**TEXT EXCERPT**.

━━━━━━

JOHN BULL

London, England

6 June 1908

(page 539)

 

AMONG THE BOOKS.

 

 

Konx Om Pax: Essays in Light." By Aleister Crowley. (London: Scott. 1907.)

 

Facing the title-page are the words "Review Copy—Not for Sale." I have never seen this intimation printed in any book before, and it is peculiarly unnecessary in the present case, as I am sure nobody would part with the book for untold gold. The author is evidently that rare combination of genius, a humourist and a philosopher. For pages he will bewilder the mind with abstruse exoteric pronouncements, and then, all of a sudden, he will reduce his readers to hysterics with some surprisingly quaint conceit. I was unlucky to begin reading him at breakfast and I was moved to so much laughter that I watered my bread with my tears and barely escaped a convulsion. The first chapter is entitled "The Wake World: A Tale for Babes and Sucklings" (with explanatory notes in Hebrew and Latin for the use of the wise and prudent)." It consists not only of apposite quotations in Hebrew, Arabic, Armenian, Egyptian hieroglyphics and other evidences of deep research, but a familiar Bible quotation attributed to “Anon." There is also the following pithy African proverb:—

 

Owe ni ifa ipa

Omoran ni imo—

Bi a ba wipe mo—

Onioran a mo.

━━━━━━

**TO BE DONE**.
(a) Answer the following from the review of Konx Om Pax, one line each:
(i) Which publisher and year does the review give for the book?
(ii) What words face the title-page?
(iii) What is the title of the book's first chapter?
(b) List every language or script that the review of Konx Om Pax names.
(c) Write the next part of the review of Konx Om Pax, beginning after the African proverb that closes it and keeping the reviewer's voice.

**MATERIAL SUPPLIED**.
━━━━━━

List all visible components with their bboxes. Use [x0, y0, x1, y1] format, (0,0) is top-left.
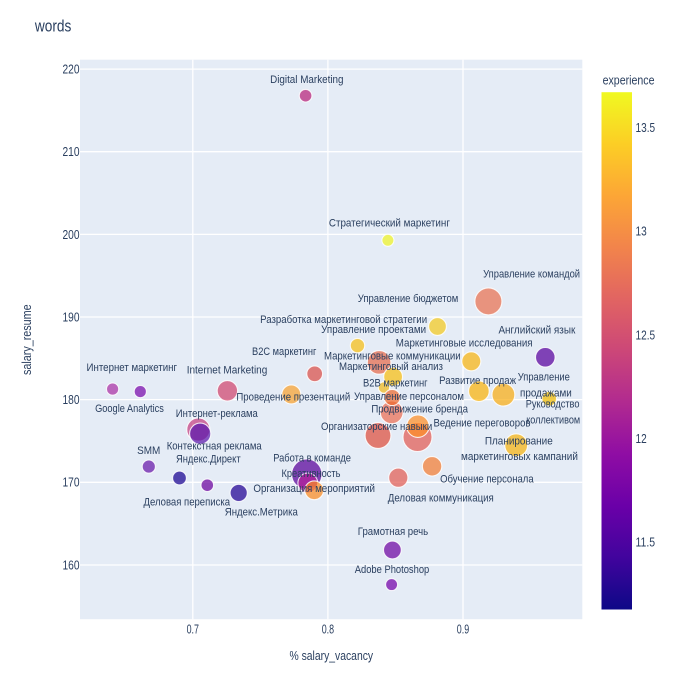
- svg-text:0.9: 0.9: [457, 623, 469, 637]
- svg-text:Руководство: Руководство: [526, 399, 580, 411]
- svg-text:Маркетинговые исследования: Маркетинговые исследования: [396, 337, 533, 349]
- svg-text:Деловая переписка: Деловая переписка: [144, 496, 231, 508]
- svg-text:Интернет маркетинг: Интернет маркетинг: [87, 362, 178, 374]
- svg-text:маркетинговых кампаний: маркетинговых кампаний: [461, 451, 578, 463]
- svg-text:% salary_vacancy: % salary_vacancy: [290, 648, 374, 663]
- svg-text:Контекстная реклама: Контекстная реклама: [167, 441, 263, 453]
- svg-text:коллективом: коллективом: [526, 415, 580, 427]
- svg-text:Управление: Управление: [518, 372, 570, 384]
- svg-text:Ведение переговоров: Ведение переговоров: [434, 418, 531, 430]
- svg-text:200: 200: [63, 228, 80, 242]
- svg-text:180: 180: [63, 393, 80, 407]
- svg-text:Управление персоналом: Управление персоналом: [354, 391, 464, 403]
- svg-text:210: 210: [63, 145, 80, 159]
- svg-text:11.5: 11.5: [636, 536, 656, 550]
- svg-text:Деловая коммуникация: Деловая коммуникация: [388, 493, 494, 505]
- svg-text:words: words: [34, 17, 71, 36]
- svg-text:Работа в команде: Работа в команде: [273, 452, 351, 464]
- svg-text:Обучение персонала: Обучение персонала: [440, 473, 534, 485]
- svg-text:13.5: 13.5: [636, 121, 656, 135]
- svg-text:12.5: 12.5: [636, 328, 656, 342]
- svg-text:Грамотная речь: Грамотная речь: [358, 526, 429, 538]
- svg-text:Проведение презентаций: Проведение презентаций: [236, 392, 350, 404]
- svg-text:Продвижение бренда: Продвижение бренда: [371, 404, 468, 416]
- svg-text:Английский язык: Английский язык: [498, 325, 575, 337]
- svg-text:Google Analytics: Google Analytics: [95, 403, 164, 415]
- svg-text:Стратегический маркетинг: Стратегический маркетинг: [329, 218, 450, 230]
- svg-text:B2B маркетинг: B2B маркетинг: [363, 377, 428, 389]
- svg-text:продажами: продажами: [520, 388, 572, 400]
- svg-text:Яндекс.Метрика: Яндекс.Метрика: [225, 506, 299, 518]
- svg-text:experience: experience: [603, 72, 655, 87]
- svg-text:Разработка маркетинговой страт: Разработка маркетинговой стратегии: [260, 314, 427, 326]
- svg-text:220: 220: [63, 63, 80, 77]
- svg-text:Креативность: Креативность: [282, 468, 341, 480]
- svg-text:salary_resume: salary_resume: [19, 304, 34, 375]
- svg-text:Интернет-реклама: Интернет-реклама: [176, 408, 259, 420]
- svg-text:160: 160: [63, 558, 80, 572]
- svg-text:12: 12: [636, 432, 647, 446]
- svg-text:Яндекс.Директ: Яндекс.Директ: [176, 454, 241, 466]
- svg-text:Развитие продаж: Развитие продаж: [439, 375, 516, 387]
- svg-text:Маркетинговые коммуникации: Маркетинговые коммуникации: [324, 350, 461, 362]
- svg-text:0.7: 0.7: [187, 623, 199, 637]
- svg-text:Организация мероприятий: Организация мероприятий: [253, 483, 375, 495]
- svg-text:Управление командой: Управление командой: [483, 268, 580, 280]
- svg-text:13: 13: [636, 225, 647, 239]
- svg-text:Управление проектами: Управление проектами: [321, 324, 426, 336]
- svg-text:170: 170: [63, 476, 80, 490]
- svg-text:Internet Marketing: Internet Marketing: [187, 365, 268, 377]
- svg-text:Управление бюджетом: Управление бюджетом: [358, 293, 459, 305]
- svg-text:Планирование: Планирование: [485, 436, 553, 448]
- svg-text:Организаторские навыки: Организаторские навыки: [321, 421, 432, 433]
- svg-text:Adobe Photoshop: Adobe Photoshop: [355, 564, 430, 576]
- svg-text:Digital Marketing: Digital Marketing: [270, 74, 343, 86]
- svg-text:B2C маркетинг: B2C маркетинг: [252, 346, 316, 358]
- svg-text:0.8: 0.8: [322, 623, 334, 637]
- svg-text:190: 190: [63, 310, 80, 324]
- svg-text:Маркетинговый анализ: Маркетинговый анализ: [339, 361, 443, 373]
- svg-text:SMM: SMM: [137, 445, 160, 457]
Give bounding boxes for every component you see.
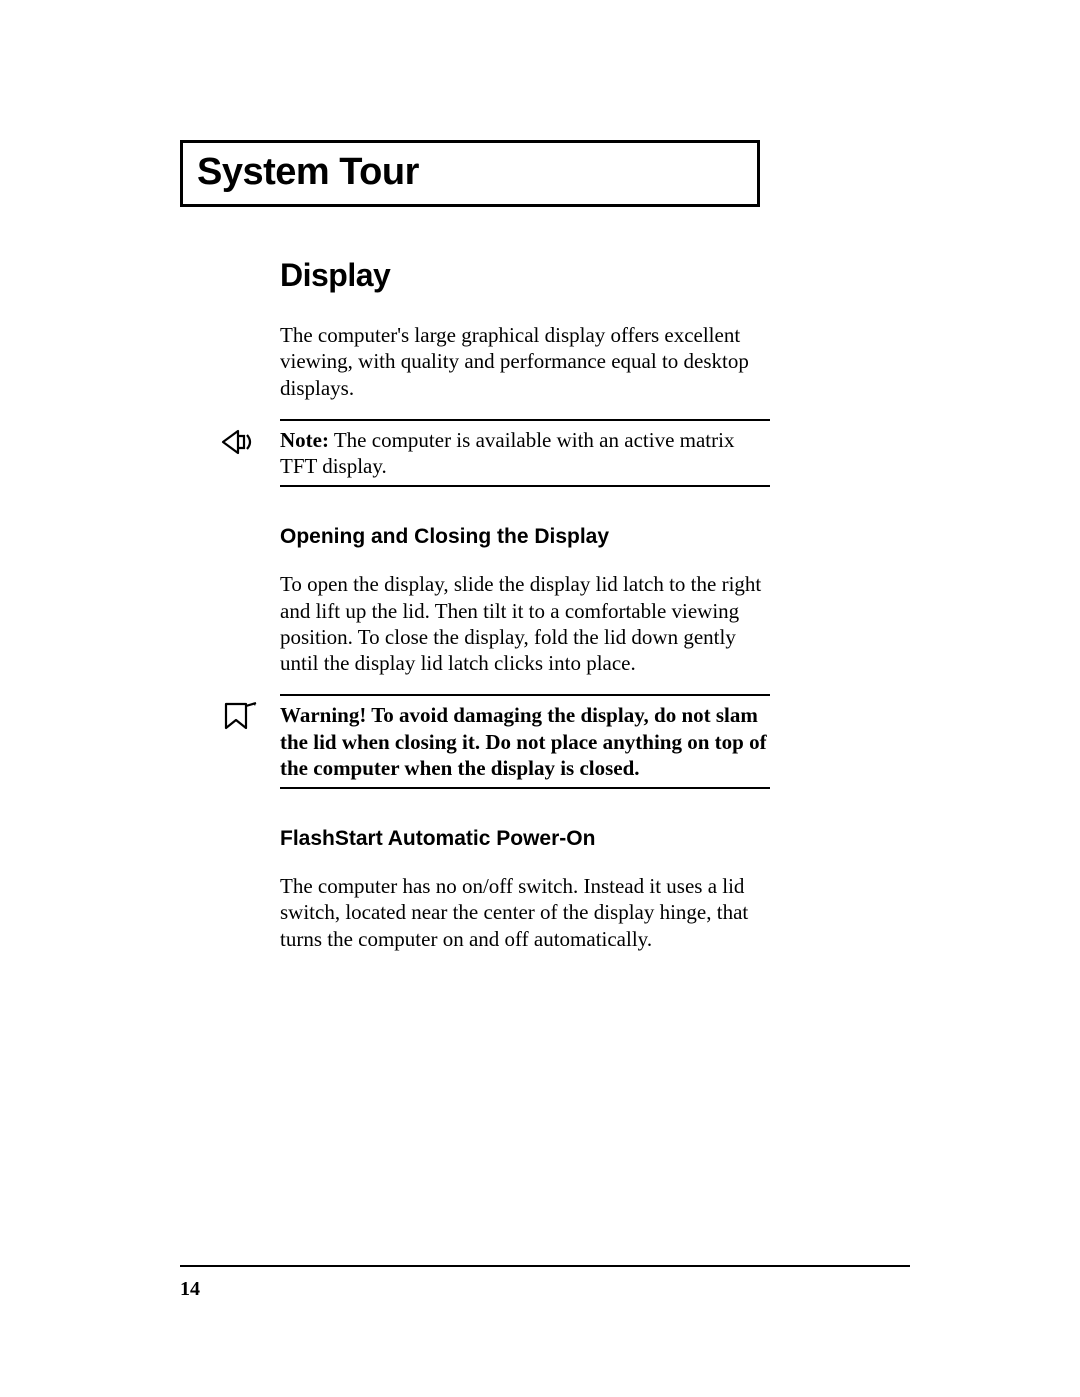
warning-box: Warning! To avoid damaging the display, …: [280, 694, 770, 789]
content-column: Display The computer's large graphical d…: [280, 257, 770, 952]
note-box: Note: The computer is available with an …: [280, 419, 770, 488]
chapter-title-box: System Tour: [180, 140, 760, 207]
warning-callout: Warning! To avoid damaging the display, …: [280, 694, 770, 789]
page: System Tour Display The computer's large…: [0, 0, 1080, 1397]
megaphone-icon: [220, 425, 260, 459]
section-heading-display: Display: [280, 257, 770, 294]
subsection-flashstart: FlashStart Automatic Power-On: [280, 827, 770, 851]
subsection-opening-closing: Opening and Closing the Display: [280, 525, 770, 549]
page-number: 14: [180, 1278, 200, 1301]
footer-rule: [180, 1265, 910, 1267]
bookmark-flag-icon: [220, 700, 260, 734]
flashstart-body: The computer has no on/off switch. Inste…: [280, 873, 770, 952]
note-text: The computer is available with an active…: [280, 428, 734, 478]
chapter-title: System Tour: [197, 151, 743, 194]
note-callout: Note: The computer is available with an …: [280, 419, 770, 488]
intro-paragraph: The computer's large graphical display o…: [280, 322, 770, 401]
opening-closing-body: To open the display, slide the display l…: [280, 571, 770, 676]
note-label: Note:: [280, 428, 329, 452]
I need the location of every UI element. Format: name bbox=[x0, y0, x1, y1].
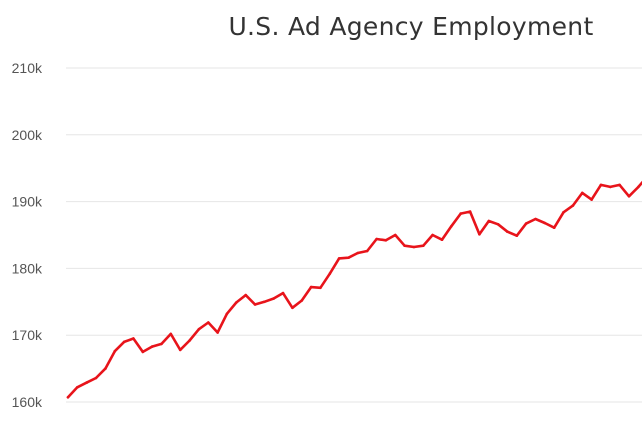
data-point bbox=[244, 293, 247, 297]
data-point bbox=[85, 381, 88, 384]
data-point bbox=[637, 185, 640, 189]
data-point bbox=[76, 386, 79, 389]
data-point bbox=[459, 212, 463, 215]
data-point bbox=[216, 331, 219, 334]
data-point bbox=[394, 233, 397, 237]
data-point bbox=[272, 297, 276, 300]
data-point bbox=[487, 219, 491, 223]
data-point bbox=[253, 303, 257, 306]
y-tick-label: 170k bbox=[12, 327, 43, 343]
data-point bbox=[207, 321, 210, 324]
data-point bbox=[375, 237, 378, 241]
data-point bbox=[197, 327, 201, 331]
y-tick-label: 190k bbox=[12, 194, 43, 210]
data-point bbox=[524, 222, 528, 225]
data-point bbox=[571, 204, 575, 207]
data-point bbox=[618, 183, 621, 187]
data-point bbox=[188, 339, 191, 342]
data-point bbox=[94, 376, 98, 380]
data-point bbox=[384, 239, 388, 242]
data-point bbox=[300, 299, 304, 302]
data-point bbox=[543, 221, 547, 225]
data-point bbox=[496, 223, 500, 226]
data-point bbox=[515, 234, 519, 237]
series-layer bbox=[66, 180, 642, 399]
data-point bbox=[263, 300, 266, 304]
chart-title: U.S. Ad Agency Employment bbox=[228, 12, 594, 41]
data-point bbox=[328, 272, 332, 276]
data-point bbox=[150, 345, 154, 348]
data-point bbox=[365, 249, 369, 253]
data-point bbox=[104, 367, 107, 370]
data-point bbox=[169, 332, 173, 336]
data-point bbox=[160, 342, 163, 346]
data-point bbox=[422, 244, 425, 247]
data-point bbox=[562, 211, 565, 214]
data-point bbox=[319, 286, 322, 290]
data-point bbox=[337, 257, 341, 260]
gridlines bbox=[66, 67, 642, 403]
data-point bbox=[281, 291, 285, 295]
data-point bbox=[599, 183, 603, 187]
y-tick-label: 210k bbox=[12, 60, 43, 76]
data-point bbox=[113, 349, 117, 353]
data-point bbox=[235, 301, 238, 304]
data-point bbox=[590, 198, 593, 201]
data-point bbox=[609, 185, 612, 189]
series-line bbox=[66, 180, 642, 399]
data-point bbox=[225, 312, 229, 316]
y-axis-labels: 160k 170k 180k 190k 200k 210k bbox=[12, 60, 43, 410]
data-point bbox=[309, 285, 313, 289]
data-point bbox=[478, 233, 481, 236]
data-point bbox=[534, 217, 537, 221]
data-point bbox=[178, 348, 182, 352]
data-point bbox=[412, 245, 416, 249]
data-point bbox=[581, 191, 584, 195]
data-point bbox=[468, 210, 472, 213]
data-point bbox=[431, 233, 434, 237]
y-tick-label: 160k bbox=[12, 394, 43, 410]
y-tick-label: 200k bbox=[12, 127, 43, 143]
data-point bbox=[291, 306, 294, 310]
data-point bbox=[627, 195, 631, 198]
data-point bbox=[66, 396, 70, 399]
data-point bbox=[506, 230, 509, 233]
data-point bbox=[356, 251, 360, 255]
data-point bbox=[440, 238, 444, 241]
data-point bbox=[552, 226, 556, 229]
data-point bbox=[347, 256, 350, 260]
y-tick-label: 180k bbox=[12, 260, 43, 276]
data-point bbox=[403, 244, 406, 247]
data-point bbox=[122, 340, 126, 344]
data-point bbox=[141, 350, 145, 354]
data-point bbox=[450, 225, 453, 228]
data-point bbox=[132, 337, 135, 340]
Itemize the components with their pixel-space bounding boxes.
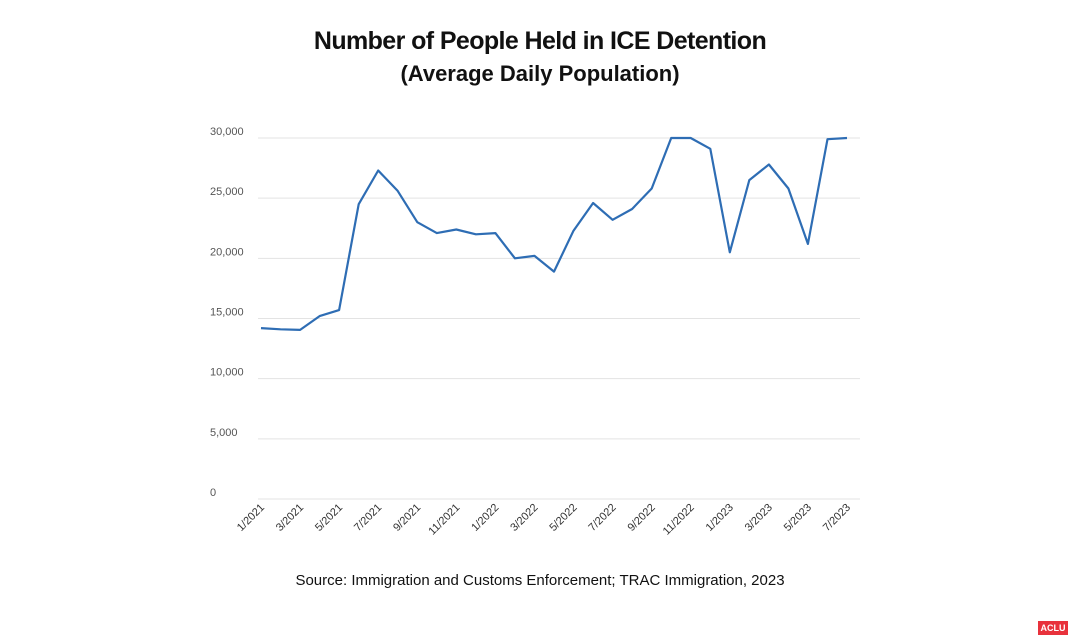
x-tick-label: 5/2021 — [313, 502, 345, 534]
x-tick-label: 7/2023 — [821, 502, 853, 534]
x-tick-label: 1/2021 — [235, 502, 267, 534]
x-tick-label: 5/2023 — [782, 502, 814, 534]
x-tick-label: 11/2021 — [426, 502, 462, 538]
x-axis-ticks: 1/2021 3/2021 5/2021 7/2021 9/2021 11/2021 1/2… — [235, 502, 853, 538]
y-tick-label: 25,000 — [210, 186, 244, 198]
aclu-logo: ACLU — [1038, 621, 1068, 635]
x-tick-label: 9/2021 — [391, 502, 423, 534]
x-tick-label: 3/2023 — [743, 502, 775, 534]
y-tick-label: 20,000 — [210, 246, 244, 258]
series-line-layer — [260, 136, 848, 331]
y-tick-label: 5,000 — [210, 427, 238, 439]
y-axis-ticks: 0 5,000 10,000 15,000 20,000 25,000 30,000 — [210, 126, 244, 499]
chart-title: Number of People Held in ICE Detention — [313, 27, 767, 55]
line-chart: 0 5,000 10,000 15,000 20,000 25,000 30,000 1/2… — [210, 126, 860, 538]
y-tick-label: 15,000 — [210, 307, 244, 319]
series-line — [260, 136, 848, 331]
x-tick-label: 1/2022 — [469, 502, 501, 534]
x-tick-label: 5/2022 — [547, 502, 579, 534]
chart-subtitle: (Average Daily Population) — [400, 61, 680, 86]
x-tick-label: 3/2022 — [508, 502, 540, 534]
x-tick-label: 1/2023 — [704, 502, 736, 534]
x-tick-label: 11/2022 — [661, 502, 697, 538]
y-tick-label: 30,000 — [210, 126, 244, 138]
source-note: Source: Immigration and Customs Enforcem… — [295, 572, 785, 589]
x-tick-label: 3/2021 — [274, 502, 306, 534]
x-tick-label: 7/2021 — [352, 502, 384, 534]
x-tick-label: 9/2022 — [626, 502, 658, 534]
gridlines — [258, 137, 860, 500]
y-tick-label: 0 — [210, 487, 216, 499]
x-tick-label: 7/2022 — [586, 502, 618, 534]
y-tick-label: 10,000 — [210, 367, 244, 379]
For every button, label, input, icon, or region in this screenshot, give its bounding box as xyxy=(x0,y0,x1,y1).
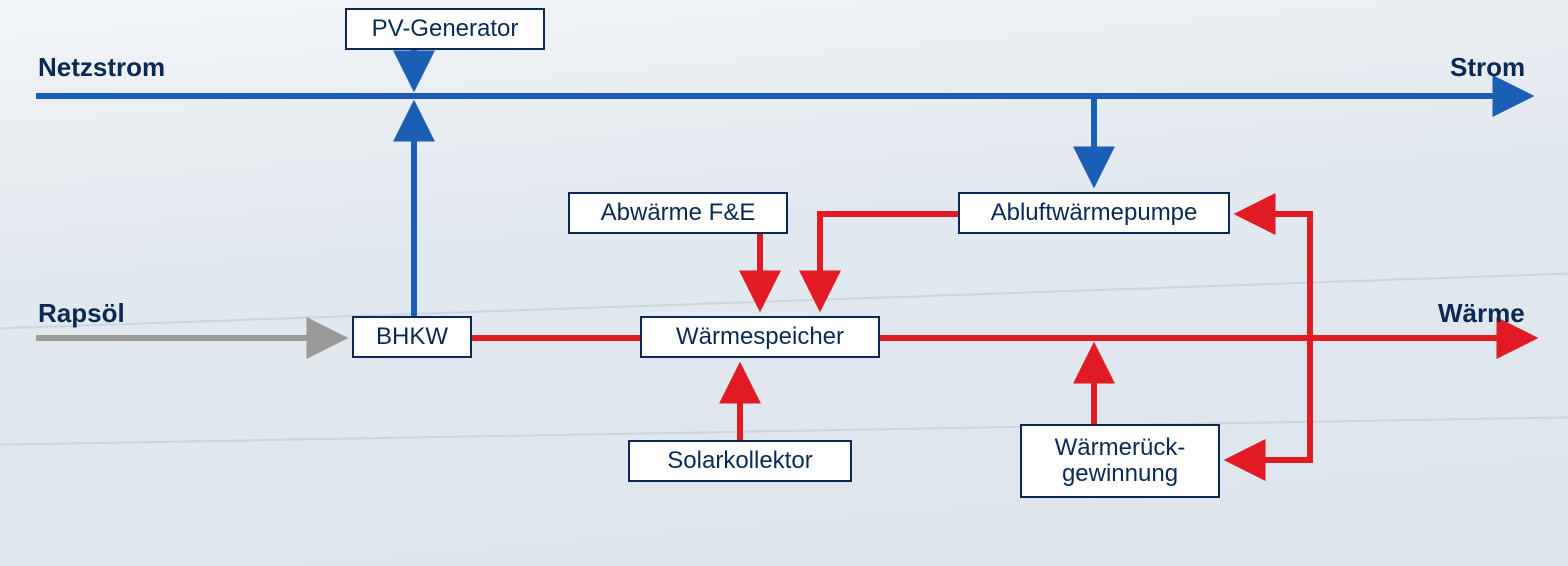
node-solarkollektor: Solarkollektor xyxy=(628,440,852,482)
edge-waerme-pumpe xyxy=(1242,214,1310,338)
node-bhkw: BHKW xyxy=(352,316,472,358)
node-abwaerme: Abwärme F&E xyxy=(568,192,788,234)
energy-flow-diagram: Netzstrom Strom Rapsöl Wärme PV-Generato… xyxy=(0,0,1568,566)
node-waermespeicher: Wärmespeicher xyxy=(640,316,880,358)
edge-pumpe-sp xyxy=(820,214,958,304)
label-netzstrom: Netzstrom xyxy=(38,52,165,83)
label-waerme: Wärme xyxy=(1438,298,1525,329)
node-waermerueckgewinnung: Wärmerück- gewinnung xyxy=(1020,424,1220,498)
label-strom: Strom xyxy=(1450,52,1525,83)
node-pv-generator: PV-Generator xyxy=(345,8,545,50)
node-abluftwaermepumpe: Abluftwärmepumpe xyxy=(958,192,1230,234)
edge-waerme-wrg xyxy=(1232,338,1310,460)
label-rapsoel: Rapsöl xyxy=(38,298,125,329)
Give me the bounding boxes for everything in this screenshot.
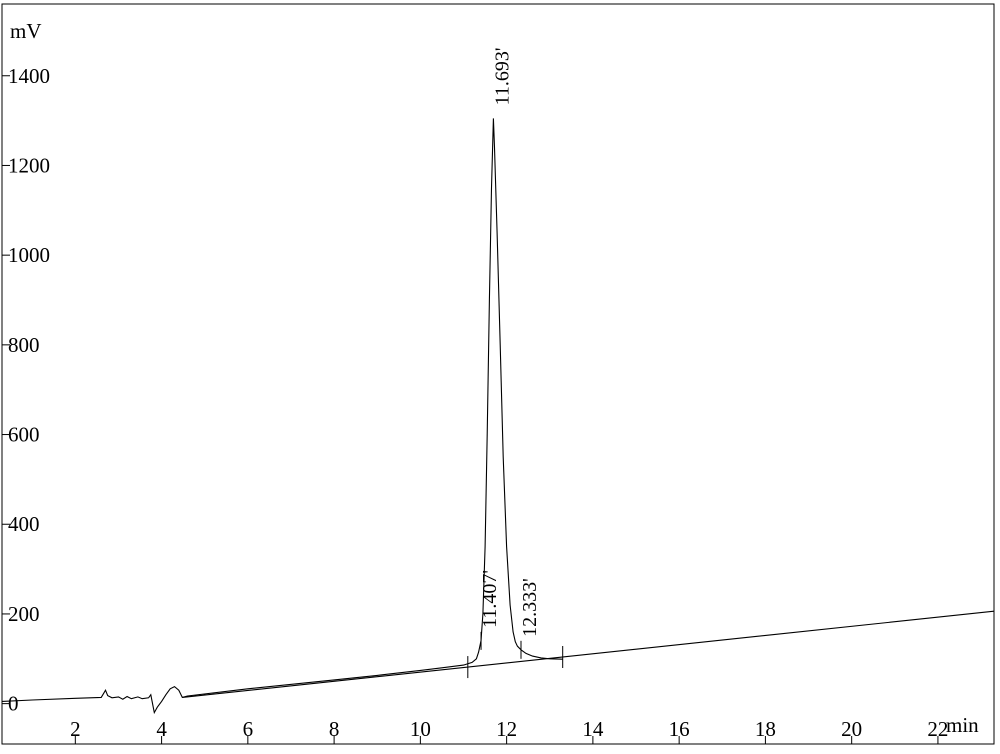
- y-tick-label: 1400: [8, 64, 50, 88]
- peak-label: 11.693': [491, 47, 513, 105]
- y-tick-label: 1000: [8, 243, 50, 267]
- x-tick-label: 16: [669, 717, 690, 741]
- signal-trace: [1, 118, 563, 715]
- x-tick-label: 6: [243, 717, 254, 741]
- y-tick-label: 0: [8, 692, 19, 716]
- x-tick-label: 8: [329, 717, 340, 741]
- x-tick-label: 12: [496, 717, 517, 741]
- y-tick-label: 600: [8, 423, 40, 447]
- x-tick-label: 20: [841, 717, 862, 741]
- x-tick-label: 22: [927, 717, 948, 741]
- y-tick-label: 200: [8, 602, 40, 626]
- peak-label: 11.407': [479, 570, 501, 628]
- integration-markers: [467, 631, 564, 679]
- y-axis-label: mV: [10, 19, 42, 43]
- x-axis-label: min: [946, 713, 979, 737]
- y-tick-label: 800: [8, 333, 40, 357]
- x-tick-label: 18: [755, 717, 776, 741]
- x-tick-label: 14: [582, 717, 604, 741]
- plot-frame: [1, 3, 995, 745]
- baseline-trace: [182, 610, 995, 698]
- y-tick-label: 400: [8, 512, 40, 536]
- y-tick-label: 1200: [8, 153, 50, 177]
- x-tick-label: 2: [70, 717, 81, 741]
- peak-labels: 11.693' 11.407' 12.333': [479, 47, 541, 636]
- x-tick-label: 4: [156, 717, 167, 741]
- trace-group: [1, 118, 995, 715]
- x-tick-label: 10: [410, 717, 431, 741]
- axis-ticks: 2 4 6 8 10 12 14 16 18 20 22 0 200 400 600 800 1000 1200 1…: [2, 64, 948, 744]
- peak-label: 12.333': [519, 578, 541, 637]
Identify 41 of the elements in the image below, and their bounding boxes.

━━━━━━

**RESULTS FOR EACH TASK**.
(a)
(i) Scott, 1907.
(ii) "Review Copy—Not for Sale."
(iii) "The Wake World: A Tale for Babes and Sucklings."

(b) Hebrew, Latin, Arabic, Armenian, Egyptian hieroglyphics

(c)
Then we have a subtle flight of imagination entitled “Ali Sloper; or, The Forty Liars. A Christmas Diversion," from which I cannot forbear to quote a gem or two:

Bowley.—More coffee, please. I attribute the Baby to Malkuth. Mrs. Bones, may I paint the baby bright yellow all over? Heedless of Mother's sighs and groans He painted blue the Baby Bones, in the well-known 'porphyrean of the late John Keats, on whom be peace. . . . But as I say, your alleged husband trains neither his child nor his moustache; and I will contend with him, I will fight and overcome him; yea, I will inflict upon him my celebrated essay upon Truth—and he shall never rise again! It is written in the manner of Immanuel Kant. Ay, but of Immanuel Kant in bed with Bessie Bellwood. The hands are the hands of Schopenhauer, bid the voice is the voice of Arthur Roberts. . . . The Kingdom of Heaven is like unto the Man in the Moon, who stood on the shores of Lake Copernicus and said: "What a beautiful earth-rise! How wonderful are the dark shadows on yon silver globe! They are like a hare, like a dog, like a bally great rabbit with its tail in its mouth. One would say a young virgin in pink sandals with her hair in curl papers.”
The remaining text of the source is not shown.